▸ The records:
##############################
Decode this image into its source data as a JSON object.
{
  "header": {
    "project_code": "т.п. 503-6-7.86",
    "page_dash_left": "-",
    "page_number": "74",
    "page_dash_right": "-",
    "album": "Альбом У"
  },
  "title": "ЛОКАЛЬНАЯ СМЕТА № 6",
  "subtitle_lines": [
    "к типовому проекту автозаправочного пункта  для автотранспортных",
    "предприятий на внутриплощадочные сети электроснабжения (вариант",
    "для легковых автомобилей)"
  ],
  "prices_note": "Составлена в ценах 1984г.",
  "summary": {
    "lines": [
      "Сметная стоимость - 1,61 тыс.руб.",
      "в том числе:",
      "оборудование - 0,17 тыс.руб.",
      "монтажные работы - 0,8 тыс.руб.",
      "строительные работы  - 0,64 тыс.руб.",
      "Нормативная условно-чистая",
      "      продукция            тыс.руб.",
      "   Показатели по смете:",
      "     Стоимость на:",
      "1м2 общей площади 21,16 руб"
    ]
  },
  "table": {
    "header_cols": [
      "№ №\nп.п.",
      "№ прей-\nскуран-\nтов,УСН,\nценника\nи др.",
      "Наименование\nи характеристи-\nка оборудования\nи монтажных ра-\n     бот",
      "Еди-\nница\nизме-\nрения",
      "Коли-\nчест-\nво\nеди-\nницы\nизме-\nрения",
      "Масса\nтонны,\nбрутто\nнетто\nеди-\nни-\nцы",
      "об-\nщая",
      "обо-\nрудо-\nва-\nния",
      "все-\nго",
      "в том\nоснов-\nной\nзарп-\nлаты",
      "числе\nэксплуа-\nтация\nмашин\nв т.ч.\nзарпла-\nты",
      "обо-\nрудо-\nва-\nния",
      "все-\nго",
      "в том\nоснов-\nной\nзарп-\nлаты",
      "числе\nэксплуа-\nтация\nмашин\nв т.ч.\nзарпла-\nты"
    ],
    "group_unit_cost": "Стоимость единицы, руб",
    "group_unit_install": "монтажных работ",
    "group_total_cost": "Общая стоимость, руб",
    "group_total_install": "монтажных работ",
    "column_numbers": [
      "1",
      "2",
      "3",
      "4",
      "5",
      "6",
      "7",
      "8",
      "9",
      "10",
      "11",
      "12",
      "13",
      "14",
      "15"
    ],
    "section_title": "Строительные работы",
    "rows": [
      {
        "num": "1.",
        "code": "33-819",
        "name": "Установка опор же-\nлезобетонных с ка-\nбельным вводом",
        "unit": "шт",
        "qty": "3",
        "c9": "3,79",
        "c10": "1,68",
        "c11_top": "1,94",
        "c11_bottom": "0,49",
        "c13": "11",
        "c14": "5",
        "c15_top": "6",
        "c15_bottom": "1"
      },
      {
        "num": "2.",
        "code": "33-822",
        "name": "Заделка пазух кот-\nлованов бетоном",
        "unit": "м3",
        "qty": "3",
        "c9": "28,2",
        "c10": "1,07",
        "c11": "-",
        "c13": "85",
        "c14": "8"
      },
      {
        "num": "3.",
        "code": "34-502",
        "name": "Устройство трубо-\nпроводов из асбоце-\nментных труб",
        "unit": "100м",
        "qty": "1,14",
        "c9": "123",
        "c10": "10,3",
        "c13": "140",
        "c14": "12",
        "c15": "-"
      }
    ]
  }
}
##############################
▸ Task goal: List all lines where "работы" occurs.

▸ Response below:
      "монтажные работы - 0,8 тыс.руб.",
      "строительные работы  - 0,64 тыс.руб.",
    "section_title": "Строительные работы",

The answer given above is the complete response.